*Exercise details:* Each line of the data that includes the string "tylko" is to be copied out.

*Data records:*
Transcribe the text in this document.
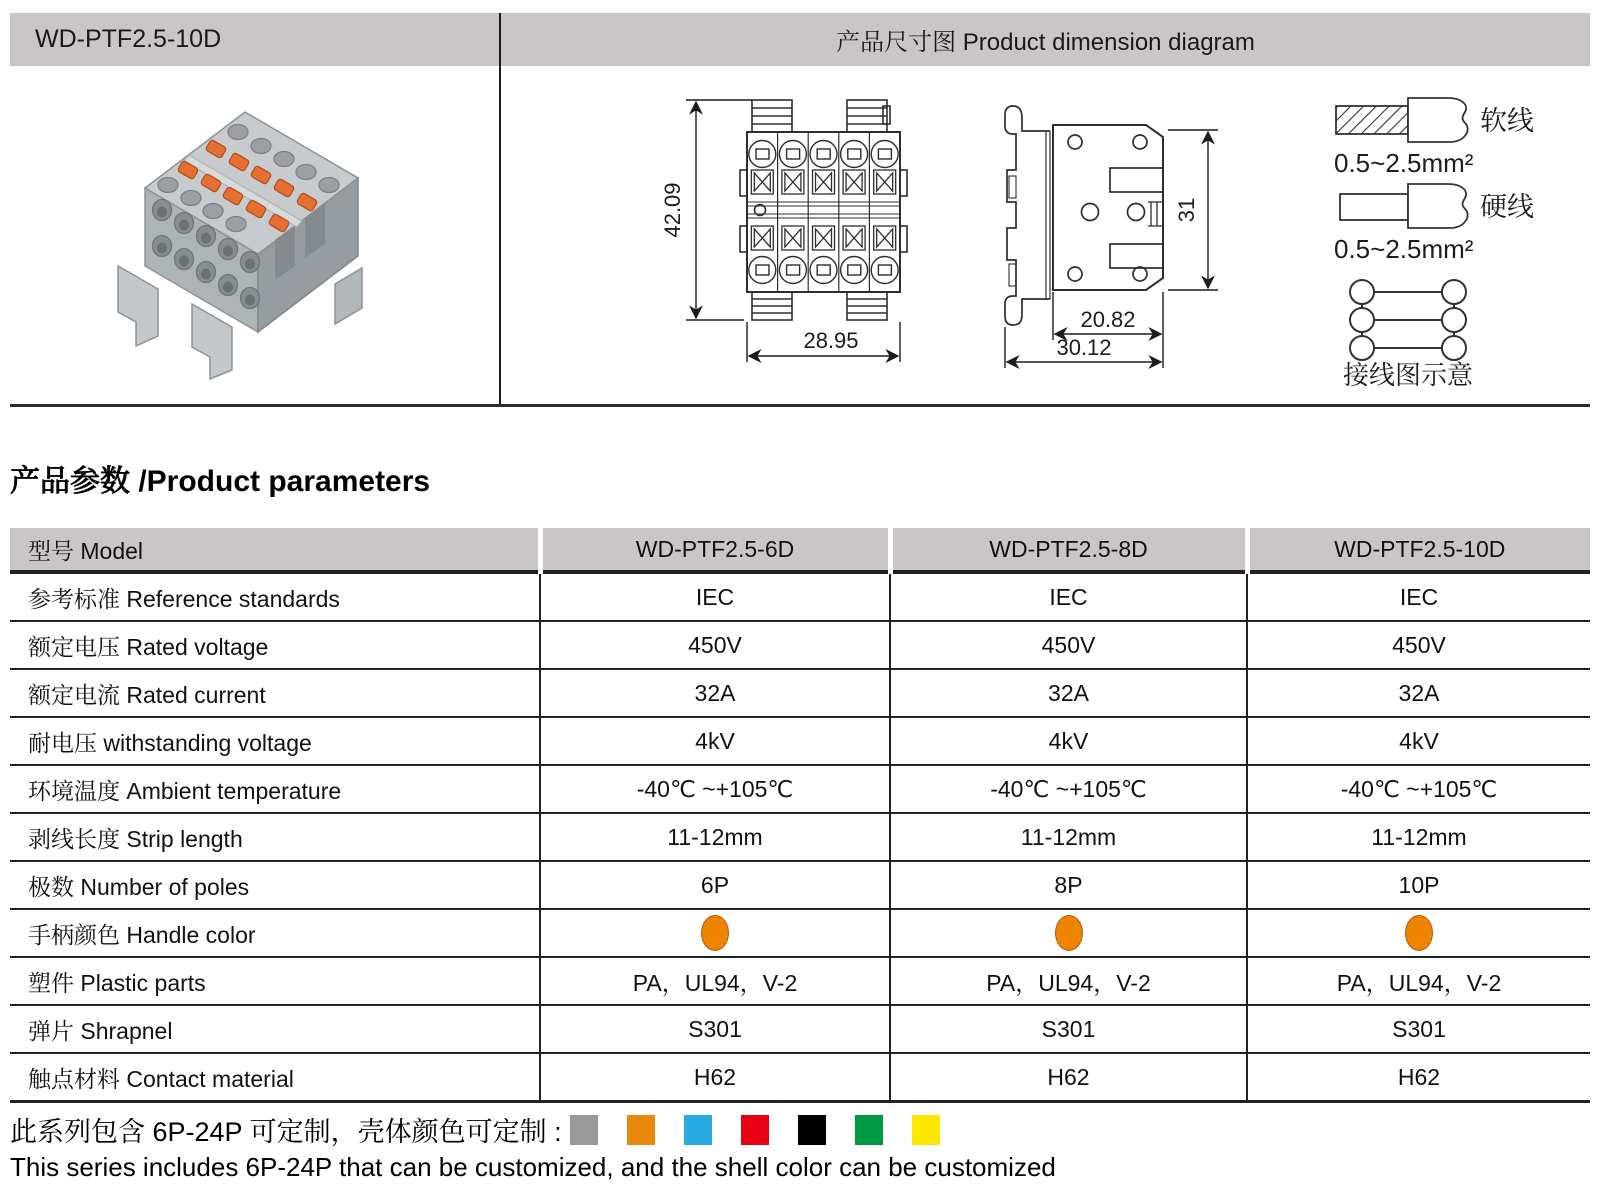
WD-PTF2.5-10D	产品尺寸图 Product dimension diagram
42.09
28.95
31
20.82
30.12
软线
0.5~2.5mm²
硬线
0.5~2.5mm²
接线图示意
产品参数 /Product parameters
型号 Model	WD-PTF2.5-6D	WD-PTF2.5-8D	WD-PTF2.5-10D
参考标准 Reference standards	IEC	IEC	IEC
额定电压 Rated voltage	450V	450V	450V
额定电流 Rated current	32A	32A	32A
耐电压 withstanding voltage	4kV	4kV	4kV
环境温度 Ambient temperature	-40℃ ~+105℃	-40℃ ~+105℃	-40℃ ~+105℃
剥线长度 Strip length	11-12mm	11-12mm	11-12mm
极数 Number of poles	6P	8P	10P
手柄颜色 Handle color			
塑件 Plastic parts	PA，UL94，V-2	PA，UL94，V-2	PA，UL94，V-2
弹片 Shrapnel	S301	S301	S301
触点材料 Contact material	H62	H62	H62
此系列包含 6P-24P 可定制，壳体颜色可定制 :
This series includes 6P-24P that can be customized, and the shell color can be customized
...
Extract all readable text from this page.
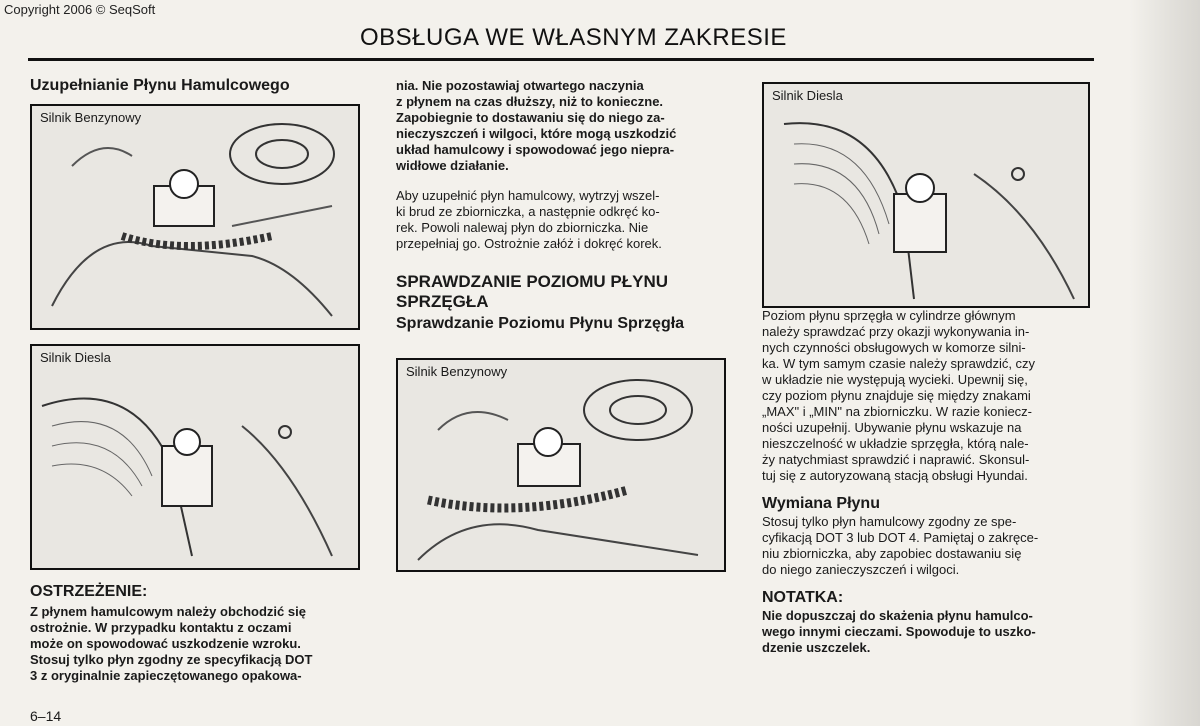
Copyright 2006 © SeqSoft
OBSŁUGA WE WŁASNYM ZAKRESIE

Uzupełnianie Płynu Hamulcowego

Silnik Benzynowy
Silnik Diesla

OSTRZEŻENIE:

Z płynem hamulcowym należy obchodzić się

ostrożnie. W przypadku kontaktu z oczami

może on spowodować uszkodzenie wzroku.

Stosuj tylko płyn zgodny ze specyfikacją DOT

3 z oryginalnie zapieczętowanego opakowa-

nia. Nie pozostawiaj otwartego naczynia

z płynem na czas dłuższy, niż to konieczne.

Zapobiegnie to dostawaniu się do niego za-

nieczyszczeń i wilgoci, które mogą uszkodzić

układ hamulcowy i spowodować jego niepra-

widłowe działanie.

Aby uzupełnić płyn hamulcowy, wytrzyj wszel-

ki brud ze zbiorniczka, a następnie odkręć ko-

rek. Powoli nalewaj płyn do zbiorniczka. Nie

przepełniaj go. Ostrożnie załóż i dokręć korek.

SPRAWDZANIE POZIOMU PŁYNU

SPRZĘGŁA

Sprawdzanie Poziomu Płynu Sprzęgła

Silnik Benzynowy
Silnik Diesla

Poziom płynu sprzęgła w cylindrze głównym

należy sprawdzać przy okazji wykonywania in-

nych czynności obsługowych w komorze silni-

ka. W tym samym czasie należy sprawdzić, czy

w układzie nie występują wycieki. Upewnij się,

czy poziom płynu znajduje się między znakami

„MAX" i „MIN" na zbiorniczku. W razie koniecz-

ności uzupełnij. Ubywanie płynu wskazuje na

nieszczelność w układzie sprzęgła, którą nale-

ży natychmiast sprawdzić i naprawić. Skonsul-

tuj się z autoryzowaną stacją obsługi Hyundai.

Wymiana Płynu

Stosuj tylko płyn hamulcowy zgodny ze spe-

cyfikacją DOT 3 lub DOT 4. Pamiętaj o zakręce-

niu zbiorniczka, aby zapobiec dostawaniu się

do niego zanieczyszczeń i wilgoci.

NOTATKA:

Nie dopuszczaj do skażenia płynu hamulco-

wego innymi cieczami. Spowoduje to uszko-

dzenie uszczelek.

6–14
* * *
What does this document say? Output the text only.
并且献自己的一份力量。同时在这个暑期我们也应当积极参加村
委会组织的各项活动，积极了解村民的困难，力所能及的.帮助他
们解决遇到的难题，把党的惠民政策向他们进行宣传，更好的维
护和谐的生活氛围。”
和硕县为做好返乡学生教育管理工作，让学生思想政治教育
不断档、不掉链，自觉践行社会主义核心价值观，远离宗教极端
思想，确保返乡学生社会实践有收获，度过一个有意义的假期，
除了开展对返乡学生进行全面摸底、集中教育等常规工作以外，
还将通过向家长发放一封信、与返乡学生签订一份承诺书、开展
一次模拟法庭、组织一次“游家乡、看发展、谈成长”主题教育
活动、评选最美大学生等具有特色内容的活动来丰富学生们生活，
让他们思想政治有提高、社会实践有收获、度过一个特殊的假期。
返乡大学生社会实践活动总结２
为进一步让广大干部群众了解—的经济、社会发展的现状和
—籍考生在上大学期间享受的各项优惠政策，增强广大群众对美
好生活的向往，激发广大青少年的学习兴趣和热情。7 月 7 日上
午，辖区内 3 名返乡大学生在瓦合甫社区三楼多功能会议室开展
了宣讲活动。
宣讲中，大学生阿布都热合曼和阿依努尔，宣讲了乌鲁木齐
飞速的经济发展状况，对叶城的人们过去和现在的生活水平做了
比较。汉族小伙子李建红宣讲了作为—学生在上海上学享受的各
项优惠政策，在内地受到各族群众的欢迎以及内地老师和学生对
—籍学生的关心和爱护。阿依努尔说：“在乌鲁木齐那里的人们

*Exercise answer:*
Stosuj tylko płyn zgodny ze specyfikacją DOT
Stosuj tylko płyn hamulcowy zgodny ze spe-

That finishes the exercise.